--- Input data Enclosed Below ---

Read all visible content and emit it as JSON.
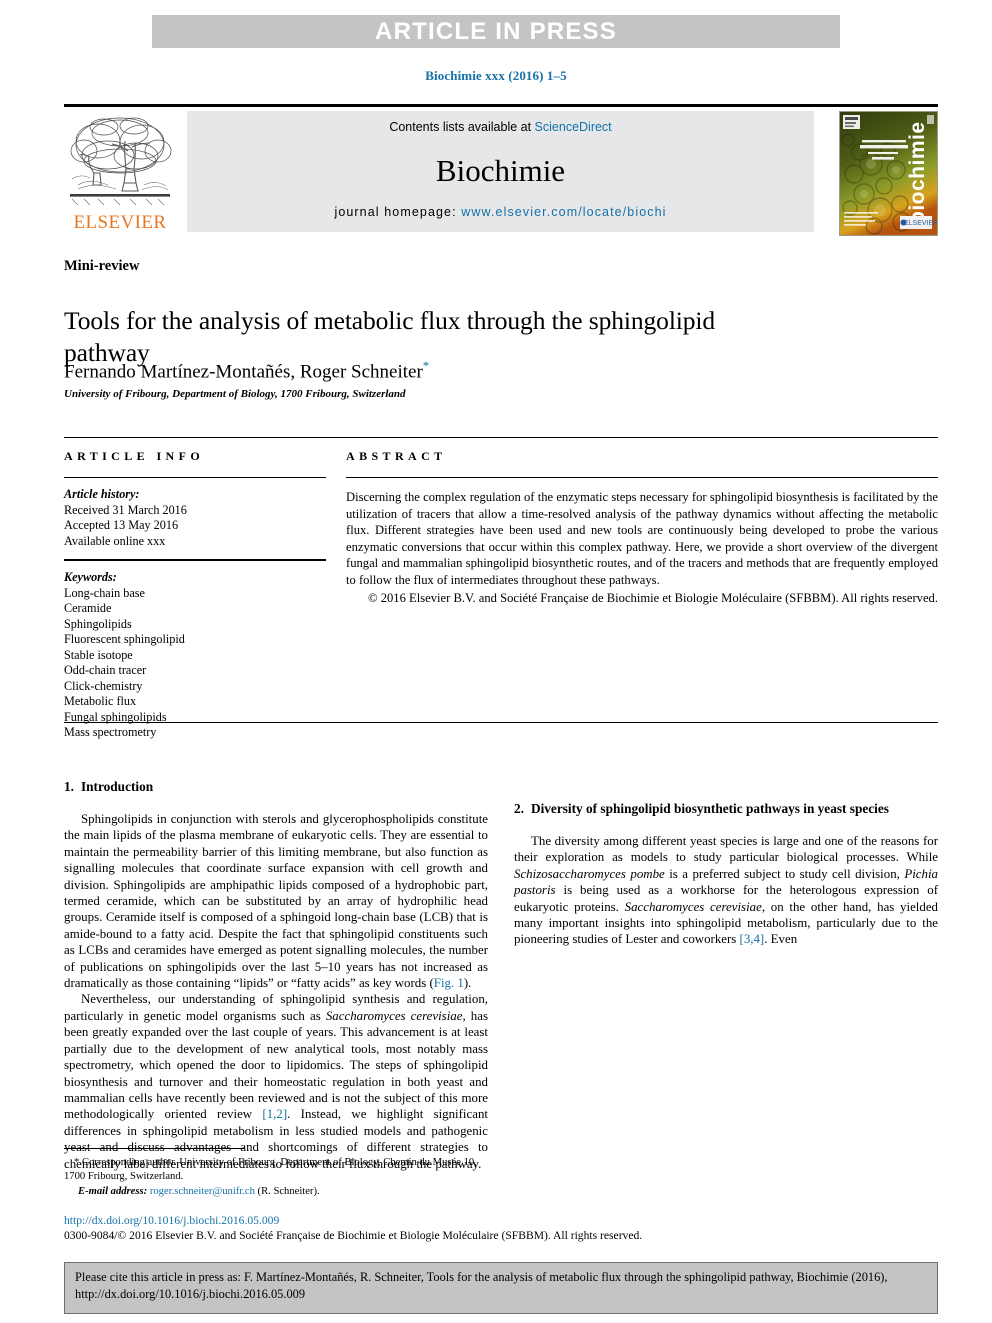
{
  "banner": {
    "text": "ARTICLE IN PRESS"
  },
  "running_head": "Biochimie xxx (2016) 1–5",
  "masthead": {
    "contents_prefix": "Contents lists available at ",
    "contents_link": "ScienceDirect",
    "journal_name": "Biochimie",
    "homepage_prefix": "journal homepage: ",
    "homepage_link": "www.elsevier.com/locate/biochi",
    "publisher_wordmark": "ELSEVIER",
    "cover_title": "biochimie"
  },
  "article": {
    "doctype": "Mini-review",
    "title": "Tools for the analysis of metabolic flux through the sphingolipid pathway",
    "authors": "Fernando Martínez-Montañés, Roger Schneiter",
    "corresponding_marker": "*",
    "affiliation": "University of Fribourg, Department of Biology, 1700 Fribourg, Switzerland"
  },
  "info": {
    "heading": "ARTICLE INFO",
    "history_label": "Article history:",
    "history": [
      "Received 31 March 2016",
      "Accepted 13 May 2016",
      "Available online xxx"
    ],
    "keywords_label": "Keywords:",
    "keywords": [
      "Long-chain base",
      "Ceramide",
      "Sphingolipids",
      "Fluorescent sphingolipid",
      "Stable isotope",
      "Odd-chain tracer",
      "Click-chemistry",
      "Metabolic flux",
      "Fungal sphingolipids",
      "Mass spectrometry"
    ]
  },
  "abstract": {
    "heading": "ABSTRACT",
    "text": "Discerning the complex regulation of the enzymatic steps necessary for sphingolipid biosynthesis is facilitated by the utilization of tracers that allow a time-resolved analysis of the pathway dynamics without affecting the metabolic flux. Different strategies have been used and new tools are continuously being developed to probe the various enzymatic conversions that occur within this complex pathway. Here, we provide a short overview of the divergent fungal and mammalian sphingolipid biosynthetic routes, and of the tracers and methods that are frequently employed to follow the flux of intermediates throughout these pathways.",
    "copyright": "© 2016 Elsevier B.V. and Société Française de Biochimie et Biologie Moléculaire (SFBBM). All rights reserved."
  },
  "sections": {
    "intro": {
      "number": "1.",
      "title": "Introduction",
      "para1_a": "Sphingolipids in conjunction with sterols and glycerophospholipids constitute the main lipids of the plasma membrane of eukaryotic cells. They are essential to maintain the permeability barrier of this limiting membrane, but also function as signalling molecules that coordinate surface expansion with cell growth and division. Sphingolipids are amphipathic lipids composed of a hydrophobic part, termed ceramide, which can be substituted by an array of hydrophilic head groups. Ceramide itself is composed of a sphingoid long-chain base (LCB) that is amide-bound to a fatty acid. Despite the fact that sphingolipid constituents such as LCBs and ceramides have emerged as potent signalling molecules, the number of publications on sphingolipids over the last 5–10 years has not increased as dramatically as those containing “lipids” or “fatty acids” as key words (",
      "para1_ref": "Fig. 1",
      "para1_b": ").",
      "para2_a": "Nevertheless, our understanding of sphingolipid synthesis and regulation, particularly in genetic model organisms such as ",
      "para2_em": "Saccharomyces cerevisiae",
      "para2_b": ", has been greatly expanded over the last couple of years. This advancement is at least partially due to the development of new analytical tools, most notably mass spectrometry, which opened the door to lipidomics. The steps of sphingolipid biosynthesis and turnover and their homeostatic regulation in both yeast and mammalian cells have recently been reviewed and is not the subject of this more methodologically oriented review ",
      "para2_ref": "[1,2]",
      "para2_c": ". Instead, we highlight significant differences in sphingolipid metabolism in less studied models and pathogenic yeast and discuss advantages and shortcomings of different strategies to chemically label different intermediates to follow their flux through the pathway."
    },
    "diversity": {
      "number": "2.",
      "title": "Diversity of sphingolipid biosynthetic pathways in yeast species",
      "para_a": "The diversity among different yeast species is large and one of the reasons for their exploration as models to study particular biological processes. While ",
      "em1": "Schizosaccharomyces pombe",
      "para_b": " is a preferred subject to study cell division, ",
      "em2": "Pichia pastoris",
      "para_c": " is being used as a workhorse for the heterologous expression of eukaryotic proteins. ",
      "em3": "Saccharomyces cerevisiae",
      "para_d": ", on the other hand, has yielded many important insights into sphingolipid metabolism, particularly due to the pioneering studies of Lester and coworkers ",
      "para_ref": "[3,4]",
      "para_e": ". Even"
    }
  },
  "footnotes": {
    "corresponding": "* Corresponding author. University of Fribourg, Department of Biology, Chemin du Musée 10, 1700 Fribourg, Switzerland.",
    "email_label": "E-mail address:",
    "email": "roger.schneiter@unifr.ch",
    "email_suffix": "(R. Schneiter)."
  },
  "doi": {
    "url": "http://dx.doi.org/10.1016/j.biochi.2016.05.009",
    "issn_line": "0300-9084/© 2016 Elsevier B.V. and Société Française de Biochimie et Biologie Moléculaire (SFBBM). All rights reserved."
  },
  "citation_box": {
    "text": "Please cite this article in press as: F. Martínez-Montañés, R. Schneiter, Tools for the analysis of metabolic flux through the sphingolipid pathway, Biochimie (2016), http://dx.doi.org/10.1016/j.biochi.2016.05.009"
  },
  "colors": {
    "link": "#1571a8",
    "banner_gray": "#c3c4c6",
    "band_gray": "#e6e7e8",
    "elsevier_orange": "#e87722"
  }
}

--- End of Enclosed Input data ---

_Exercise brief_
Exact repetition of the data is needed, with no images retained.

_Solution to this exercise_
Read all visible content and emit it as JSON.
{
  "banner": {
    "text": "ARTICLE IN PRESS"
  },
  "running_head": "Biochimie xxx (2016) 1–5",
  "masthead": {
    "contents_prefix": "Contents lists available at ",
    "contents_link": "ScienceDirect",
    "journal_name": "Biochimie",
    "homepage_prefix": "journal homepage: ",
    "homepage_link": "www.elsevier.com/locate/biochi",
    "publisher_wordmark": "ELSEVIER",
    "cover_title": "biochimie"
  },
  "article": {
    "doctype": "Mini-review",
    "title": "Tools for the analysis of metabolic flux through the sphingolipid pathway",
    "authors": "Fernando Martínez-Montañés, Roger Schneiter",
    "corresponding_marker": "*",
    "affiliation": "University of Fribourg, Department of Biology, 1700 Fribourg, Switzerland"
  },
  "info": {
    "heading": "ARTICLE INFO",
    "history_label": "Article history:",
    "history": [
      "Received 31 March 2016",
      "Accepted 13 May 2016",
      "Available online xxx"
    ],
    "keywords_label": "Keywords:",
    "keywords": [
      "Long-chain base",
      "Ceramide",
      "Sphingolipids",
      "Fluorescent sphingolipid",
      "Stable isotope",
      "Odd-chain tracer",
      "Click-chemistry",
      "Metabolic flux",
      "Fungal sphingolipids",
      "Mass spectrometry"
    ]
  },
  "abstract": {
    "heading": "ABSTRACT",
    "text": "Discerning the complex regulation of the enzymatic steps necessary for sphingolipid biosynthesis is facilitated by the utilization of tracers that allow a time-resolved analysis of the pathway dynamics without affecting the metabolic flux. Different strategies have been used and new tools are continuously being developed to probe the various enzymatic conversions that occur within this complex pathway. Here, we provide a short overview of the divergent fungal and mammalian sphingolipid biosynthetic routes, and of the tracers and methods that are frequently employed to follow the flux of intermediates throughout these pathways.",
    "copyright": "© 2016 Elsevier B.V. and Société Française de Biochimie et Biologie Moléculaire (SFBBM). All rights reserved."
  },
  "sections": {
    "intro": {
      "number": "1.",
      "title": "Introduction",
      "para1_a": "Sphingolipids in conjunction with sterols and glycerophospholipids constitute the main lipids of the plasma membrane of eukaryotic cells. They are essential to maintain the permeability barrier of this limiting membrane, but also function as signalling molecules that coordinate surface expansion with cell growth and division. Sphingolipids are amphipathic lipids composed of a hydrophobic part, termed ceramide, which can be substituted by an array of hydrophilic head groups. Ceramide itself is composed of a sphingoid long-chain base (LCB) that is amide-bound to a fatty acid. Despite the fact that sphingolipid constituents such as LCBs and ceramides have emerged as potent signalling molecules, the number of publications on sphingolipids over the last 5–10 years has not increased as dramatically as those containing “lipids” or “fatty acids” as key words (",
      "para1_ref": "Fig. 1",
      "para1_b": ").",
      "para2_a": "Nevertheless, our understanding of sphingolipid synthesis and regulation, particularly in genetic model organisms such as ",
      "para2_em": "Saccharomyces cerevisiae",
      "para2_b": ", has been greatly expanded over the last couple of years. This advancement is at least partially due to the development of new analytical tools, most notably mass spectrometry, which opened the door to lipidomics. The steps of sphingolipid biosynthesis and turnover and their homeostatic regulation in both yeast and mammalian cells have recently been reviewed and is not the subject of this more methodologically oriented review ",
      "para2_ref": "[1,2]",
      "para2_c": ". Instead, we highlight significant differences in sphingolipid metabolism in less studied models and pathogenic yeast and discuss advantages and shortcomings of different strategies to chemically label different intermediates to follow their flux through the pathway."
    },
    "diversity": {
      "number": "2.",
      "title": "Diversity of sphingolipid biosynthetic pathways in yeast species",
      "para_a": "The diversity among different yeast species is large and one of the reasons for their exploration as models to study particular biological processes. While ",
      "em1": "Schizosaccharomyces pombe",
      "para_b": " is a preferred subject to study cell division, ",
      "em2": "Pichia pastoris",
      "para_c": " is being used as a workhorse for the heterologous expression of eukaryotic proteins. ",
      "em3": "Saccharomyces cerevisiae",
      "para_d": ", on the other hand, has yielded many important insights into sphingolipid metabolism, particularly due to the pioneering studies of Lester and coworkers ",
      "para_ref": "[3,4]",
      "para_e": ". Even"
    }
  },
  "footnotes": {
    "corresponding": "* Corresponding author. University of Fribourg, Department of Biology, Chemin du Musée 10, 1700 Fribourg, Switzerland.",
    "email_label": "E-mail address:",
    "email": "roger.schneiter@unifr.ch",
    "email_suffix": "(R. Schneiter)."
  },
  "doi": {
    "url": "http://dx.doi.org/10.1016/j.biochi.2016.05.009",
    "issn_line": "0300-9084/© 2016 Elsevier B.V. and Société Française de Biochimie et Biologie Moléculaire (SFBBM). All rights reserved."
  },
  "citation_box": {
    "text": "Please cite this article in press as: F. Martínez-Montañés, R. Schneiter, Tools for the analysis of metabolic flux through the sphingolipid pathway, Biochimie (2016), http://dx.doi.org/10.1016/j.biochi.2016.05.009"
  },
  "colors": {
    "link": "#1571a8",
    "banner_gray": "#c3c4c6",
    "band_gray": "#e6e7e8",
    "elsevier_orange": "#e87722"
  }
}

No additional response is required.